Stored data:
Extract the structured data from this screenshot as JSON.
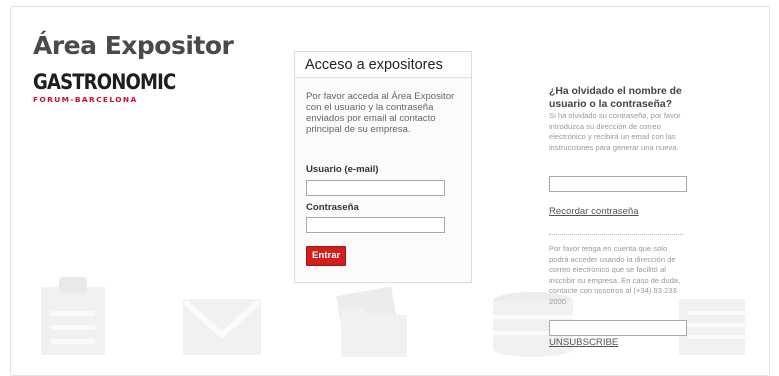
{
  "header": {
    "title": "Área Expositor",
    "logo_main": "GASTRONOMIC",
    "logo_sub": "FORUM-BARCELONA"
  },
  "login_panel": {
    "title": "Acceso a expositores",
    "intro": "Por favor acceda al Área Expositor con el usuario y la contraseña enviados por email al contacto principal de su empresa.",
    "username_label": "Usuario (e-mail)",
    "username_value": "",
    "password_label": "Contraseña",
    "password_value": "",
    "submit_label": "Entrar"
  },
  "forgot": {
    "title": "¿Ha olvidado el nombre de usuario o la contraseña?",
    "text": "Si ha olvidado su contraseña, por favor introduzca su dirección de correo electrónico y recibirá un email con las instrucciones para generar una nueva.",
    "email_value": "",
    "link_label": "Recordar contraseña"
  },
  "unsubscribe": {
    "note": "Por favor tenga en cuenta que solo podrá acceder usando la dirección de correo electrónico que se facilitó al inscribir su empresa. En caso de duda, contacte con nosotros al (+34) 93 233 2000",
    "email_value": "",
    "link_label": "UNSUBSCRIBE"
  },
  "background_icons": [
    "clipboard-icon",
    "envelope-icon",
    "folders-icon",
    "coin-stack-icon",
    "document-lines-icon"
  ],
  "colors": {
    "accent_red": "#d01f1f",
    "logo_red": "#c8102e",
    "title_gray": "#4a4a4a"
  }
}
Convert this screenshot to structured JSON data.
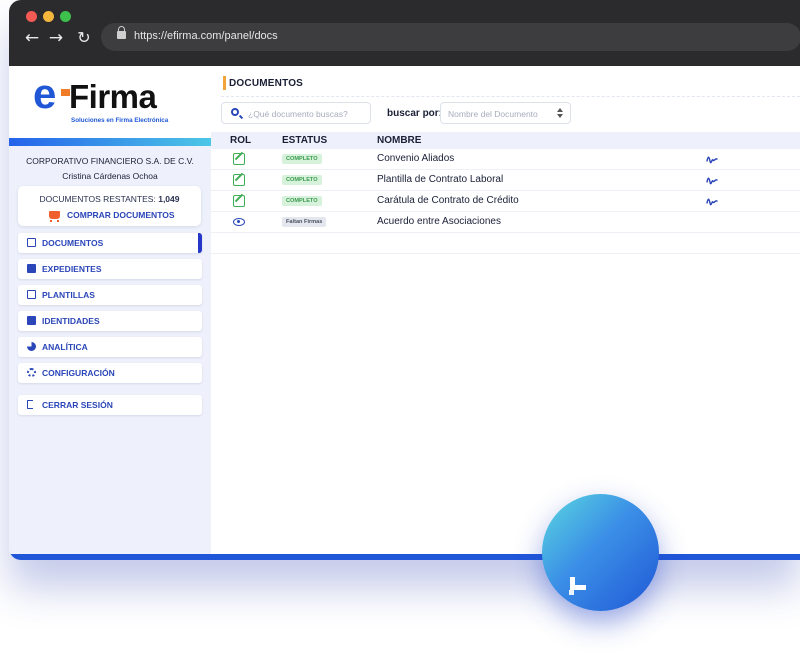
{
  "browser": {
    "url": "https://efirma.com/panel/docs"
  },
  "brand": {
    "logo_e": "e",
    "logo_name": "Firma",
    "tagline": "Soluciones en Firma Electrónica",
    "primary_color": "#1f57d6",
    "accent_color": "#f07c2a"
  },
  "account": {
    "company": "CORPORATIVO FINANCIERO S.A. DE C.V.",
    "user": "Cristina Cárdenas Ochoa",
    "remaining_label": "DOCUMENTOS RESTANTES:",
    "remaining_count": "1,049",
    "buy_label": "COMPRAR DOCUMENTOS"
  },
  "sidebar": {
    "items": [
      {
        "label": "DOCUMENTOS",
        "icon": "documents-icon",
        "active": true
      },
      {
        "label": "EXPEDIENTES",
        "icon": "archive-icon"
      },
      {
        "label": "PLANTILLAS",
        "icon": "edit-icon"
      },
      {
        "label": "IDENTIDADES",
        "icon": "id-card-icon"
      },
      {
        "label": "ANALÍTICA",
        "icon": "pie-chart-icon"
      },
      {
        "label": "CONFIGURACIÓN",
        "icon": "gears-icon"
      }
    ],
    "logout_label": "CERRAR SESIÓN"
  },
  "main": {
    "title": "DOCUMENTOS",
    "search_placeholder": "¿Qué documento buscas?",
    "filter_label": "buscar por:",
    "filter_value": "Nombre del Documento"
  },
  "table": {
    "headers": [
      "ROL",
      "ESTATUS",
      "NOMBRE"
    ],
    "rows": [
      {
        "role_icon": "edit-icon",
        "status": "COMPLETO",
        "status_color": "#3d9a4e",
        "name": "Convenio Aliados",
        "signed": true
      },
      {
        "role_icon": "edit-icon",
        "status": "COMPLETO",
        "status_color": "#3d9a4e",
        "name": "Plantilla de Contrato Laboral",
        "signed": true
      },
      {
        "role_icon": "edit-icon",
        "status": "COMPLETO",
        "status_color": "#3d9a4e",
        "name": "Carátula de Contrato de Crédito",
        "signed": true
      },
      {
        "role_icon": "eye-icon",
        "status": "Faltan Firmas",
        "status_color": "#4b5263",
        "name": "Acuerdo entre Asociaciones",
        "signed": false
      }
    ]
  }
}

AIM:
None of the pictures should appear; repeat the records exactly otherwise.

OUTPUT BELOW:
Extract the structured data from this screenshot as JSON.
{
  "header": {
    "title": "Área Expositor",
    "logo_main": "GASTRONOMIC",
    "logo_sub": "FORUM-BARCELONA"
  },
  "login_panel": {
    "title": "Acceso a expositores",
    "intro": "Por favor acceda al Área Expositor con el usuario y la contraseña enviados por email al contacto principal de su empresa.",
    "username_label": "Usuario (e-mail)",
    "username_value": "",
    "password_label": "Contraseña",
    "password_value": "",
    "submit_label": "Entrar"
  },
  "forgot": {
    "title": "¿Ha olvidado el nombre de usuario o la contraseña?",
    "text": "Si ha olvidado su contraseña, por favor introduzca su dirección de correo electrónico y recibirá un email con las instrucciones para generar una nueva.",
    "email_value": "",
    "link_label": "Recordar contraseña"
  },
  "unsubscribe": {
    "note": "Por favor tenga en cuenta que solo podrá acceder usando la dirección de correo electrónico que se facilitó al inscribir su empresa. En caso de duda, contacte con nosotros al (+34) 93 233 2000",
    "email_value": "",
    "link_label": "UNSUBSCRIBE"
  },
  "background_icons": [
    "clipboard-icon",
    "envelope-icon",
    "folders-icon",
    "coin-stack-icon",
    "document-lines-icon"
  ],
  "colors": {
    "accent_red": "#d01f1f",
    "logo_red": "#c8102e",
    "title_gray": "#4a4a4a"
  }
}
Convert this screenshot to structured JSON data.
{
  "browser": {
    "url": "https://efirma.com/panel/docs"
  },
  "brand": {
    "logo_e": "e",
    "logo_name": "Firma",
    "tagline": "Soluciones en Firma Electrónica",
    "primary_color": "#1f57d6",
    "accent_color": "#f07c2a"
  },
  "account": {
    "company": "CORPORATIVO FINANCIERO S.A. DE C.V.",
    "user": "Cristina Cárdenas Ochoa",
    "remaining_label": "DOCUMENTOS RESTANTES:",
    "remaining_count": "1,049",
    "buy_label": "COMPRAR DOCUMENTOS"
  },
  "sidebar": {
    "items": [
      {
        "label": "DOCUMENTOS",
        "icon": "documents-icon",
        "active": true
      },
      {
        "label": "EXPEDIENTES",
        "icon": "archive-icon"
      },
      {
        "label": "PLANTILLAS",
        "icon": "edit-icon"
      },
      {
        "label": "IDENTIDADES",
        "icon": "id-card-icon"
      },
      {
        "label": "ANALÍTICA",
        "icon": "pie-chart-icon"
      },
      {
        "label": "CONFIGURACIÓN",
        "icon": "gears-icon"
      }
    ],
    "logout_label": "CERRAR SESIÓN"
  },
  "main": {
    "title": "DOCUMENTOS",
    "search_placeholder": "¿Qué documento buscas?",
    "filter_label": "buscar por:",
    "filter_value": "Nombre del Documento"
  },
  "table": {
    "headers": [
      "ROL",
      "ESTATUS",
      "NOMBRE"
    ],
    "rows": [
      {
        "role_icon": "edit-icon",
        "status": "COMPLETO",
        "status_color": "#3d9a4e",
        "name": "Convenio Aliados",
        "signed": true
      },
      {
        "role_icon": "edit-icon",
        "status": "COMPLETO",
        "status_color": "#3d9a4e",
        "name": "Plantilla de Contrato Laboral",
        "signed": true
      },
      {
        "role_icon": "edit-icon",
        "status": "COMPLETO",
        "status_color": "#3d9a4e",
        "name": "Carátula de Contrato de Crédito",
        "signed": true
      },
      {
        "role_icon": "eye-icon",
        "status": "Faltan Firmas",
        "status_color": "#4b5263",
        "name": "Acuerdo entre Asociaciones",
        "signed": false
      }
    ]
  }
}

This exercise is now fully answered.